»»

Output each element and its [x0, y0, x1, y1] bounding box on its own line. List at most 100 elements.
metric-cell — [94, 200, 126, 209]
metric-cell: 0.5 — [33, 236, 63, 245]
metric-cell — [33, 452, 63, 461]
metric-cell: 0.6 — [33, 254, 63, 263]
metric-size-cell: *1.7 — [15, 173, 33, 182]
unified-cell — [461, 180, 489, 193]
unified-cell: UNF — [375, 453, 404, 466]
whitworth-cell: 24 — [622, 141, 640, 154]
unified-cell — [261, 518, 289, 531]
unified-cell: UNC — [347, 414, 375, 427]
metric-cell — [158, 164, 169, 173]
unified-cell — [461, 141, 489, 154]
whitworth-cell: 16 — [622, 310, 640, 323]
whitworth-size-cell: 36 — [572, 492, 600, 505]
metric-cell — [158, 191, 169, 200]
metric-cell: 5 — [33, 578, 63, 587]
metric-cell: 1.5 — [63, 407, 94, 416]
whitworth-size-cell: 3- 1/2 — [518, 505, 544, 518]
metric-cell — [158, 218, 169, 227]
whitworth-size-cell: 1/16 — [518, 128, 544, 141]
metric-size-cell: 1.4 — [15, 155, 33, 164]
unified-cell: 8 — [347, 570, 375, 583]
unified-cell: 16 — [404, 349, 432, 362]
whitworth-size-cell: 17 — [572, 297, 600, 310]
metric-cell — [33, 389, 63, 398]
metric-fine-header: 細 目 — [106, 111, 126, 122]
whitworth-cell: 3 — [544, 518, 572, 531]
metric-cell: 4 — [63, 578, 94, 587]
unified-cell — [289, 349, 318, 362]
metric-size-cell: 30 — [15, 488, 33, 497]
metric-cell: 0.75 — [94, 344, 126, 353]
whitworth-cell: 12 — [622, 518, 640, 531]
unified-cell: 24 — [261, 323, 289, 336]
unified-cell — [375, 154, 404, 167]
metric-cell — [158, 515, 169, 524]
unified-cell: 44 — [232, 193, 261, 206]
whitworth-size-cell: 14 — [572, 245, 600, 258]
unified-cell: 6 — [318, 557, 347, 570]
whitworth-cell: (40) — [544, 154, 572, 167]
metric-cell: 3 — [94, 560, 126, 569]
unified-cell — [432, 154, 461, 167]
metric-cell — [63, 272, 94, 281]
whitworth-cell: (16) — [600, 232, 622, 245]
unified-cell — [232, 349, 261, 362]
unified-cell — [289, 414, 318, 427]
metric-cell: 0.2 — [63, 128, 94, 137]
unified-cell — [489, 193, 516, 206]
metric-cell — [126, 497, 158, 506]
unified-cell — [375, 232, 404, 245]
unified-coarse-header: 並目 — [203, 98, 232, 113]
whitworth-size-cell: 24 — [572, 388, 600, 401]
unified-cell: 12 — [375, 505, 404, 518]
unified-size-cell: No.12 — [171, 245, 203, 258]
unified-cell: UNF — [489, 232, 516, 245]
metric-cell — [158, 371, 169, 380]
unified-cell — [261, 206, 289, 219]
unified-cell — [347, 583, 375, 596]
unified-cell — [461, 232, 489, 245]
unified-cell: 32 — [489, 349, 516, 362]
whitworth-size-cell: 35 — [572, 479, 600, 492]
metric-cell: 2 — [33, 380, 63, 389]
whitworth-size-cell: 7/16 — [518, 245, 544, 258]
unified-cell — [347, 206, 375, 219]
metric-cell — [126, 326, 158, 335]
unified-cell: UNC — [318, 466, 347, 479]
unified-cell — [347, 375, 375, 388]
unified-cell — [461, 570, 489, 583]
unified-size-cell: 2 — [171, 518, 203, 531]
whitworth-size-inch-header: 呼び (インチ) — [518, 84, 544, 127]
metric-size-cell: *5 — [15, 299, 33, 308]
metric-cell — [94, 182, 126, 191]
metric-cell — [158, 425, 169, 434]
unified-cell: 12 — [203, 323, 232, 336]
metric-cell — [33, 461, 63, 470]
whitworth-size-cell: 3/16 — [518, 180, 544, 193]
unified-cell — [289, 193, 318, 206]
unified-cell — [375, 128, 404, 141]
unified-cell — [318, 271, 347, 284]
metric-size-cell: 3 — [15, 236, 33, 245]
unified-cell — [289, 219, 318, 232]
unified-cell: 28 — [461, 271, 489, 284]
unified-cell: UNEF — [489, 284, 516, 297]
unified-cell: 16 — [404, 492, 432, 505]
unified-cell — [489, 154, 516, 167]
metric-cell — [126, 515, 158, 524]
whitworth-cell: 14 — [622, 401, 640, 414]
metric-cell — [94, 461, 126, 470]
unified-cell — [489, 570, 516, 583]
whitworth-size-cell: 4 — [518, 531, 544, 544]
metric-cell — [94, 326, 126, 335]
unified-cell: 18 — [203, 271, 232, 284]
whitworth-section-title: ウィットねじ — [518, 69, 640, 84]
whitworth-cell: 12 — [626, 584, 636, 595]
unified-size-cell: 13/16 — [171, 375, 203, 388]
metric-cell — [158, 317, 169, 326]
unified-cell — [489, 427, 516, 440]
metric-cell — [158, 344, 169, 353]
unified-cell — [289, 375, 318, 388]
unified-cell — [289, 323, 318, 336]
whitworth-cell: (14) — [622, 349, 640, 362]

««

WHAT THIS TASK INVOLVES:
Reproduce every row above verbatim, in the same order and with one row per line.

REPLY TO THE EXERCISE:
Output each element and its [x0, y0, x1, y1] bounding box on its own line. List at most 100 elements.
metric-cell — [94, 200, 126, 209]
metric-cell: 0.5 — [33, 236, 63, 245]
metric-cell — [33, 452, 63, 461]
metric-cell: 0.6 — [33, 254, 63, 263]
metric-size-cell: *1.7 — [15, 173, 33, 182]
unified-cell — [461, 180, 489, 193]
unified-cell: UNF — [375, 453, 404, 466]
whitworth-cell: 24 — [622, 141, 640, 154]
unified-cell — [261, 518, 289, 531]
unified-cell: UNC — [347, 414, 375, 427]
metric-cell — [158, 164, 169, 173]
unified-cell — [461, 141, 489, 154]
whitworth-cell: 16 — [622, 310, 640, 323]
whitworth-size-cell: 36 — [572, 492, 600, 505]
metric-cell — [158, 191, 169, 200]
metric-cell: 5 — [33, 578, 63, 587]
metric-cell: 1.5 — [63, 407, 94, 416]
whitworth-size-cell: 3- 1/2 — [518, 505, 544, 518]
metric-cell — [158, 218, 169, 227]
whitworth-size-cell: 1/16 — [518, 128, 544, 141]
metric-size-cell: 1.4 — [15, 155, 33, 164]
unified-cell: 8 — [347, 570, 375, 583]
unified-cell: 16 — [404, 349, 432, 362]
whitworth-size-cell: 17 — [572, 297, 600, 310]
metric-cell — [33, 389, 63, 398]
metric-fine-header: 細 目 — [106, 111, 126, 122]
whitworth-cell: 3 — [544, 518, 572, 531]
metric-cell: 4 — [63, 578, 94, 587]
unified-cell — [289, 349, 318, 362]
metric-size-cell: 30 — [15, 488, 33, 497]
metric-cell: 0.75 — [94, 344, 126, 353]
whitworth-cell: 12 — [622, 518, 640, 531]
unified-cell: 24 — [261, 323, 289, 336]
unified-cell — [375, 154, 404, 167]
metric-cell — [158, 515, 169, 524]
unified-cell: 44 — [232, 193, 261, 206]
whitworth-size-cell: 14 — [572, 245, 600, 258]
unified-cell: 6 — [318, 557, 347, 570]
whitworth-cell: (40) — [544, 154, 572, 167]
metric-cell: 3 — [94, 560, 126, 569]
unified-cell — [432, 154, 461, 167]
metric-cell — [63, 272, 94, 281]
whitworth-cell: (16) — [600, 232, 622, 245]
unified-cell — [232, 349, 261, 362]
unified-cell — [289, 414, 318, 427]
metric-cell: 0.2 — [63, 128, 94, 137]
unified-cell — [489, 193, 516, 206]
metric-cell — [126, 497, 158, 506]
unified-cell — [375, 232, 404, 245]
unified-coarse-header: 並目 — [203, 98, 232, 113]
whitworth-size-cell: 24 — [572, 388, 600, 401]
unified-cell: 12 — [375, 505, 404, 518]
unified-size-cell: No.12 — [171, 245, 203, 258]
unified-cell: UNF — [489, 232, 516, 245]
metric-cell — [158, 371, 169, 380]
unified-cell — [261, 206, 289, 219]
unified-cell — [347, 583, 375, 596]
unified-cell — [461, 232, 489, 245]
unified-cell: 32 — [489, 349, 516, 362]
whitworth-size-cell: 35 — [572, 479, 600, 492]
metric-cell: 2 — [33, 380, 63, 389]
whitworth-size-cell: 7/16 — [518, 245, 544, 258]
unified-cell — [347, 206, 375, 219]
metric-cell — [126, 326, 158, 335]
unified-cell: UNC — [318, 466, 347, 479]
unified-cell — [347, 375, 375, 388]
unified-cell — [461, 570, 489, 583]
unified-size-cell: 2 — [171, 518, 203, 531]
whitworth-size-inch-header: 呼び (インチ) — [518, 84, 544, 127]
metric-size-cell: *5 — [15, 299, 33, 308]
metric-cell — [94, 182, 126, 191]
metric-cell — [158, 425, 169, 434]
unified-cell: 12 — [203, 323, 232, 336]
metric-cell — [33, 461, 63, 470]
whitworth-size-cell: 3/16 — [518, 180, 544, 193]
unified-cell — [289, 193, 318, 206]
unified-cell — [375, 128, 404, 141]
unified-cell — [318, 271, 347, 284]
metric-size-cell: 3 — [15, 236, 33, 245]
unified-cell — [289, 219, 318, 232]
unified-cell: 28 — [461, 271, 489, 284]
unified-cell: UNEF — [489, 284, 516, 297]
unified-cell: 16 — [404, 492, 432, 505]
unified-cell — [489, 154, 516, 167]
metric-cell — [126, 515, 158, 524]
whitworth-cell: 14 — [622, 401, 640, 414]
metric-cell — [94, 461, 126, 470]
unified-cell — [489, 570, 516, 583]
whitworth-size-cell: 4 — [518, 531, 544, 544]
metric-cell — [94, 326, 126, 335]
unified-cell: 18 — [203, 271, 232, 284]
whitworth-section-title: ウィットねじ — [518, 69, 640, 84]
whitworth-cell: 12 — [626, 584, 636, 595]
unified-size-cell: 13/16 — [171, 375, 203, 388]
metric-cell — [158, 317, 169, 326]
unified-cell — [489, 427, 516, 440]
metric-cell — [158, 344, 169, 353]
unified-cell — [289, 375, 318, 388]
unified-cell — [289, 323, 318, 336]
whitworth-cell: (14) — [622, 349, 640, 362]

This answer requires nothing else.